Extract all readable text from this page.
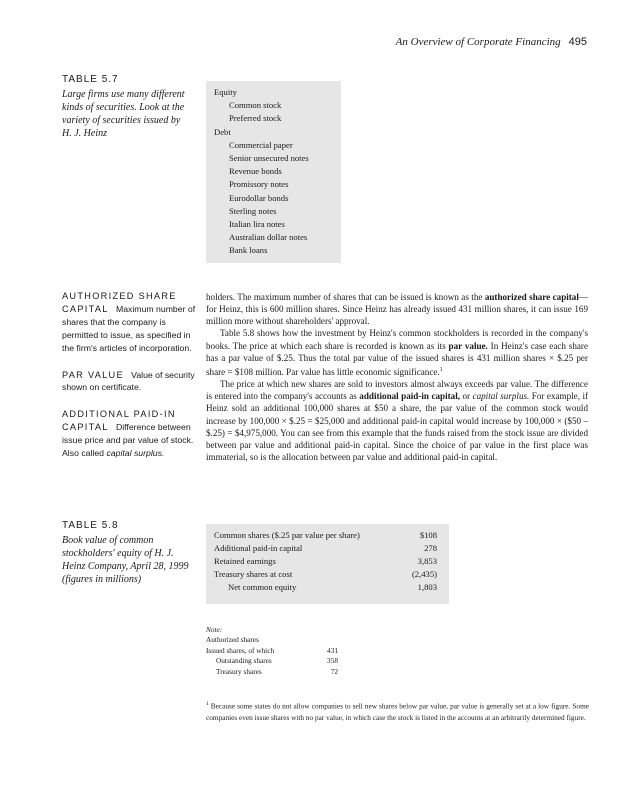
An Overview of Corporate Financing 495
TABLE 5.7
Large firms use many different kinds of securities. Look at the variety of securities issued by H. J. Heinz
Equity
Common stock
Preferred stock
Debt
Commercial paper
Senior unsecured notes
Revenue bonds
Promissory notes
Eurodollar bonds
Sterling notes
Italian lira notes
Australian dollar notes
Bank loans
AUTHORIZED SHARE CAPITAL Maximum number of shares that the company is permitted to issue, as specified in the firm's articles of incorporation.
PAR VALUE Value of security shown on certificate.
ADDITIONAL PAID-IN CAPITAL Difference between issue price and par value of stock. Also called capital surplus.

holders. The maximum number of shares that can be issued is known as the authorized share capital—for Heinz, this is 600 million shares. Since Heinz has already issued 431 million shares, it can issue 169 million more without shareholders' approval.

Table 5.8 shows how the investment by Heinz's common stockholders is recorded in the company's books. The price at which each share is recorded is known as its par value. In Heinz's case each share has a par value of $.25. Thus the total par value of the issued shares is 431 million shares × $.25 per share = $108 million. Par value has little economic significance.$^1$

The price at which new shares are sold to investors almost always exceeds par value. The difference is entered into the company's accounts as additional paid-in capital, or capital surplus. For example, if Heinz sold an additional 100,000 shares at $50 a share, the par value of the common stock would increase by 100,000 × $.25 = $25,000 and additional paid-in capital would increase by 100,000 × ($50 – $.25) = $4,975,000. You can see from this example that the funds raised from the stock issue are divided between par value and additional paid-in capital. Since the choice of par value in the first place was immaterial, so is the allocation between par value and additional paid-in capital.

TABLE 5.8
Book value of common stockholders' equity of H. J. Heinz Company, April 28, 1999 (figures in millions)
Common shares ($.25 par value per share)	$108
Additional paid-in capital	278
Retained earnings	3,853
Treasury shares at cost	(2,435)
Net common equity	1,803
Note:
Authorized shares
Issued shares, of which	431
Outstanding shares	358
Treasury shares	72
$^1$ Because some states do not allow companies to sell new shares below par value, par value is generally set at a low figure. Some companies even issue shares with no par value, in which case the stock is listed in the accounts at an arbitrarily determined figure.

§ REQUIRED WORK
Report each line of the material above where the word "from" appears.

§ WRITTEN ANSWER
Extract all readable text from this page.
The price at which new shares are sold to investors almost always exceeds par value. The difference is entered into the company's accounts as additional paid-in capital, or capital surplus. For example, if Heinz sold an additional 100,000 shares at $50 a share, the par value of the common stock would increase by 100,000 × $.25 = $25,000 and additional paid-in capital would increase by 100,000 × ($50 – $.25) = $4,975,000. You can see from this example that the funds raised from the stock issue are divided between par value and additional paid-in capital. Since the choice of par value in the first place was immaterial, so is the allocation between par value and additional paid-in capital.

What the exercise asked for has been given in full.